**Data supplied:**

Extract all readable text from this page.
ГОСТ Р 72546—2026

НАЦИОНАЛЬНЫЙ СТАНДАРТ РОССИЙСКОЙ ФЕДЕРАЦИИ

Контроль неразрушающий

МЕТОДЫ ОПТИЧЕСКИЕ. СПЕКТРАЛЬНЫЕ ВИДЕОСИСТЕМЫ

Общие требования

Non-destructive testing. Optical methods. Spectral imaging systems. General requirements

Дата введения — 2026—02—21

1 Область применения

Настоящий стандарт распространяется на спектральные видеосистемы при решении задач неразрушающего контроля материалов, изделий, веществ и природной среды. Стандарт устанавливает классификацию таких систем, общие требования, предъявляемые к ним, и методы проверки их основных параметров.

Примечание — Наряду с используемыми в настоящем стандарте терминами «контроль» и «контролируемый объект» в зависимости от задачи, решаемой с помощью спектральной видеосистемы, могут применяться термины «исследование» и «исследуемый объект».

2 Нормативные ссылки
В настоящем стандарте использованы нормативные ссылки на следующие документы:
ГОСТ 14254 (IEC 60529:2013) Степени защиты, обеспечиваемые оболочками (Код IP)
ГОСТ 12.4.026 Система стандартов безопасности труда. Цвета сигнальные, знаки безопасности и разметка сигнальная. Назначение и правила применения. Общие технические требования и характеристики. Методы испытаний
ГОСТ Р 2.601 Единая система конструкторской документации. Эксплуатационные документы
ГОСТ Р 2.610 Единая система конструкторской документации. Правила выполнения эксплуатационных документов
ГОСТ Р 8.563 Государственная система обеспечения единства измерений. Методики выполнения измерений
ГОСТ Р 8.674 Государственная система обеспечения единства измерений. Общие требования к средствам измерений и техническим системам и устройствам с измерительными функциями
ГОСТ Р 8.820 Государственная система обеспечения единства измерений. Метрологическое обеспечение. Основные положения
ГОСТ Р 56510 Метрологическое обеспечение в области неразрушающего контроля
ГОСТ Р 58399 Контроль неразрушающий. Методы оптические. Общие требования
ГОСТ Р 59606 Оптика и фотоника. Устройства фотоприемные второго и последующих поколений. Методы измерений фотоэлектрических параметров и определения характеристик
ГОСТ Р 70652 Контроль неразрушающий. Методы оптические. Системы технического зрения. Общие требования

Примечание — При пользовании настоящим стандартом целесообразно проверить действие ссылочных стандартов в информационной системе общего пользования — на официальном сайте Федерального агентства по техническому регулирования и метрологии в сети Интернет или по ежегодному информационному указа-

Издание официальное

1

**What is required:**
Collect each line containing the string "выполнения".

**Final answer:**
ГОСТ Р 2.610 Единая система конструкторской документации. Правила выполнения эксплуатационных документов
ГОСТ Р 8.563 Государственная система обеспечения единства измерений. Методики выполнения измерений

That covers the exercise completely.